§ **YOUR TASK**
Repeat the records exactly. Every line must match.

■ ■ ■ ■ ■

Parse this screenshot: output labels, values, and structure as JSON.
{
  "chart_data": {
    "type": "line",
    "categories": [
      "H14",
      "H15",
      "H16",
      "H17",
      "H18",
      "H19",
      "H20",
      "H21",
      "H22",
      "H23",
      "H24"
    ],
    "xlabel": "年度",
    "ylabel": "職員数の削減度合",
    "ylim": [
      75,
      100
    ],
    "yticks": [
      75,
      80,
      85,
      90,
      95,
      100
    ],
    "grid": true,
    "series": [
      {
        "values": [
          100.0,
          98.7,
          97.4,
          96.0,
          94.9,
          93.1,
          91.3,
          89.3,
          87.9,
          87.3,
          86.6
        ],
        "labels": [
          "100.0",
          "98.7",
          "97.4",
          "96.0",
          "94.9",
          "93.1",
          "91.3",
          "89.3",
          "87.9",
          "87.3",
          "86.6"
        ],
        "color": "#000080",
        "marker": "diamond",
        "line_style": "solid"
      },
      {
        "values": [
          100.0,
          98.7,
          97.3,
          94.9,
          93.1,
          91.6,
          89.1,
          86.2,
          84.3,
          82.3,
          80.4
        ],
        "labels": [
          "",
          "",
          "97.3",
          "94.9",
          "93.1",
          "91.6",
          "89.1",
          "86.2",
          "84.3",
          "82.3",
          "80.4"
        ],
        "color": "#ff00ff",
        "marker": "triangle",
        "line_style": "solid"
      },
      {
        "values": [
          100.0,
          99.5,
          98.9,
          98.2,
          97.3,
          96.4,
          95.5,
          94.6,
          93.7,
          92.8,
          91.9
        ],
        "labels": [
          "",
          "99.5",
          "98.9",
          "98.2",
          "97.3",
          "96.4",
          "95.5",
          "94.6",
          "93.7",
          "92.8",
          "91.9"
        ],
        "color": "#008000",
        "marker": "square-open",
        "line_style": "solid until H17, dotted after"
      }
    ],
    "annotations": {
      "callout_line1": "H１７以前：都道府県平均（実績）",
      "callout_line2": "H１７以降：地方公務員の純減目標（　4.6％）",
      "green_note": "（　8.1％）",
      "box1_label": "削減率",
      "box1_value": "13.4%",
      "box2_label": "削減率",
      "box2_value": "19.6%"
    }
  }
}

■ ■ ■ ■ ■

§ **SOLUTION TO THIS TASK**
Parse this screenshot: output labels, values, and structure as JSON.
{
  "chart_data": {
    "type": "line",
    "categories": [
      "H14",
      "H15",
      "H16",
      "H17",
      "H18",
      "H19",
      "H20",
      "H21",
      "H22",
      "H23",
      "H24"
    ],
    "xlabel": "年度",
    "ylabel": "職員数の削減度合",
    "ylim": [
      75,
      100
    ],
    "yticks": [
      75,
      80,
      85,
      90,
      95,
      100
    ],
    "grid": true,
    "series": [
      {
        "values": [
          100.0,
          98.7,
          97.4,
          96.0,
          94.9,
          93.1,
          91.3,
          89.3,
          87.9,
          87.3,
          86.6
        ],
        "labels": [
          "100.0",
          "98.7",
          "97.4",
          "96.0",
          "94.9",
          "93.1",
          "91.3",
          "89.3",
          "87.9",
          "87.3",
          "86.6"
        ],
        "color": "#000080",
        "marker": "diamond",
        "line_style": "solid"
      },
      {
        "values": [
          100.0,
          98.7,
          97.3,
          94.9,
          93.1,
          91.6,
          89.1,
          86.2,
          84.3,
          82.3,
          80.4
        ],
        "labels": [
          "",
          "",
          "97.3",
          "94.9",
          "93.1",
          "91.6",
          "89.1",
          "86.2",
          "84.3",
          "82.3",
          "80.4"
        ],
        "color": "#ff00ff",
        "marker": "triangle",
        "line_style": "solid"
      },
      {
        "values": [
          100.0,
          99.5,
          98.9,
          98.2,
          97.3,
          96.4,
          95.5,
          94.6,
          93.7,
          92.8,
          91.9
        ],
        "labels": [
          "",
          "99.5",
          "98.9",
          "98.2",
          "97.3",
          "96.4",
          "95.5",
          "94.6",
          "93.7",
          "92.8",
          "91.9"
        ],
        "color": "#008000",
        "marker": "square-open",
        "line_style": "solid until H17, dotted after"
      }
    ],
    "annotations": {
      "callout_line1": "H１７以前：都道府県平均（実績）",
      "callout_line2": "H１７以降：地方公務員の純減目標（　4.6％）",
      "green_note": "（　8.1％）",
      "box1_label": "削減率",
      "box1_value": "13.4%",
      "box2_label": "削減率",
      "box2_value": "19.6%"
    }
  }
}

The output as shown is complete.